— Objective —
Copy down all of the data underneath, exactly as shown.

**** Exercise materials ****

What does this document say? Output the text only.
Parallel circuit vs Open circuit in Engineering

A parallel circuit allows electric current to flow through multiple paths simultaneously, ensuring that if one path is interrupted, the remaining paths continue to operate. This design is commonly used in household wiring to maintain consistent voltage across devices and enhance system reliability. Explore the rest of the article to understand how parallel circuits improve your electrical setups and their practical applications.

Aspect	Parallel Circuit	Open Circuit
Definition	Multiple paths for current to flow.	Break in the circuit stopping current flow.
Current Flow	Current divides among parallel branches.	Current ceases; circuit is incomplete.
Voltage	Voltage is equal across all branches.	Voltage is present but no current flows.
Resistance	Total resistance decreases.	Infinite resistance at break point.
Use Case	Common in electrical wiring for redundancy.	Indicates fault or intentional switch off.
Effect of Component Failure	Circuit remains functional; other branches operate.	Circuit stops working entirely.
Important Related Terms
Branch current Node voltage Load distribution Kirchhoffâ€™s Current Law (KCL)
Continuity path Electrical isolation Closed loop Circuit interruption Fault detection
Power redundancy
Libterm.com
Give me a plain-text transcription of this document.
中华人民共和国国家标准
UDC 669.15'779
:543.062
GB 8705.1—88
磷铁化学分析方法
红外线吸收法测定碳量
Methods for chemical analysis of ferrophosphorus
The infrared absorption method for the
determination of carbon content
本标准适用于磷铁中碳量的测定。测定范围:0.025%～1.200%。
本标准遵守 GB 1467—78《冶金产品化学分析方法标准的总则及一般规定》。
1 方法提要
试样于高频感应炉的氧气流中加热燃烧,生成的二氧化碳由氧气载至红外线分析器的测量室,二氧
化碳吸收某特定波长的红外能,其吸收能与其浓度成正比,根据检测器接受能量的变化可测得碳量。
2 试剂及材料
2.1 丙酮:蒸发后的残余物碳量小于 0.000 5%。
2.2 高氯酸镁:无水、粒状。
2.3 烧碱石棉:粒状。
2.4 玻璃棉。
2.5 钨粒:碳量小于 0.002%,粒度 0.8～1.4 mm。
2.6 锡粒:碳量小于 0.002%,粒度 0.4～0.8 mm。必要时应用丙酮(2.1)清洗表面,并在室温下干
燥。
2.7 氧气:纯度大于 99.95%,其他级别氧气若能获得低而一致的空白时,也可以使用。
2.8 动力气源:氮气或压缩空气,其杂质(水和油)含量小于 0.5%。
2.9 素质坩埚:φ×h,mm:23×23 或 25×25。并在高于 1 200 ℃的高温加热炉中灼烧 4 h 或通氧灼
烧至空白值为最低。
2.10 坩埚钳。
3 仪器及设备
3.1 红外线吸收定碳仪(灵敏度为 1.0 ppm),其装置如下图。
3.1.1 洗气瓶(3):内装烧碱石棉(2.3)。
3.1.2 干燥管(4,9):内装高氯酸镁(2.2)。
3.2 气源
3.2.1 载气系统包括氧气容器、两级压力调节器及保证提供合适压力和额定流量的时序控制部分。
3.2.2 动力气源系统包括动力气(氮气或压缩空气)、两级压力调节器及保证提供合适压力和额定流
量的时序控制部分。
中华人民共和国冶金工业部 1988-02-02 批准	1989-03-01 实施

****

— Response to the exercise —
What does this document say? Output the text only.
Parallel circuit vs Open circuit in Engineering

A parallel circuit allows electric current to flow through multiple paths simultaneously, ensuring that if one path is interrupted, the remaining paths continue to operate. This design is commonly used in household wiring to maintain consistent voltage across devices and enhance system reliability. Explore the rest of the article to understand how parallel circuits improve your electrical setups and their practical applications.

Aspect	Parallel Circuit	Open Circuit
Definition	Multiple paths for current to flow.	Break in the circuit stopping current flow.
Current Flow	Current divides among parallel branches.	Current ceases; circuit is incomplete.
Voltage	Voltage is equal across all branches.	Voltage is present but no current flows.
Resistance	Total resistance decreases.	Infinite resistance at break point.
Use Case	Common in electrical wiring for redundancy.	Indicates fault or intentional switch off.
Effect of Component Failure	Circuit remains functional; other branches operate.	Circuit stops working entirely.
Important Related Terms
Branch current Node voltage Load distribution Kirchhoffâ€™s Current Law (KCL)
Continuity path Electrical isolation Closed loop Circuit interruption Fault detection
Power redundancy
Libterm.com
Give me a plain-text transcription of this document.
中华人民共和国国家标准
UDC 669.15'779
:543.062
GB 8705.1—88
磷铁化学分析方法
红外线吸收法测定碳量
Methods for chemical analysis of ferrophosphorus
The infrared absorption method for the
determination of carbon content
本标准适用于磷铁中碳量的测定。测定范围:0.025%～1.200%。
本标准遵守 GB 1467—78《冶金产品化学分析方法标准的总则及一般规定》。
1 方法提要
试样于高频感应炉的氧气流中加热燃烧,生成的二氧化碳由氧气载至红外线分析器的测量室,二氧
化碳吸收某特定波长的红外能,其吸收能与其浓度成正比,根据检测器接受能量的变化可测得碳量。
2 试剂及材料
2.1 丙酮:蒸发后的残余物碳量小于 0.000 5%。
2.2 高氯酸镁:无水、粒状。
2.3 烧碱石棉:粒状。
2.4 玻璃棉。
2.5 钨粒:碳量小于 0.002%,粒度 0.8～1.4 mm。
2.6 锡粒:碳量小于 0.002%,粒度 0.4～0.8 mm。必要时应用丙酮(2.1)清洗表面,并在室温下干
燥。
2.7 氧气:纯度大于 99.95%,其他级别氧气若能获得低而一致的空白时,也可以使用。
2.8 动力气源:氮气或压缩空气,其杂质(水和油)含量小于 0.5%。
2.9 素质坩埚:φ×h,mm:23×23 或 25×25。并在高于 1 200 ℃的高温加热炉中灼烧 4 h 或通氧灼
烧至空白值为最低。
2.10 坩埚钳。
3 仪器及设备
3.1 红外线吸收定碳仪(灵敏度为 1.0 ppm),其装置如下图。
3.1.1 洗气瓶(3):内装烧碱石棉(2.3)。
3.1.2 干燥管(4,9):内装高氯酸镁(2.2)。
3.2 气源
3.2.1 载气系统包括氧气容器、两级压力调节器及保证提供合适压力和额定流量的时序控制部分。
3.2.2 动力气源系统包括动力气(氮气或压缩空气)、两级压力调节器及保证提供合适压力和额定流
量的时序控制部分。
中华人民共和国冶金工业部 1988-02-02 批准	1989-03-01 实施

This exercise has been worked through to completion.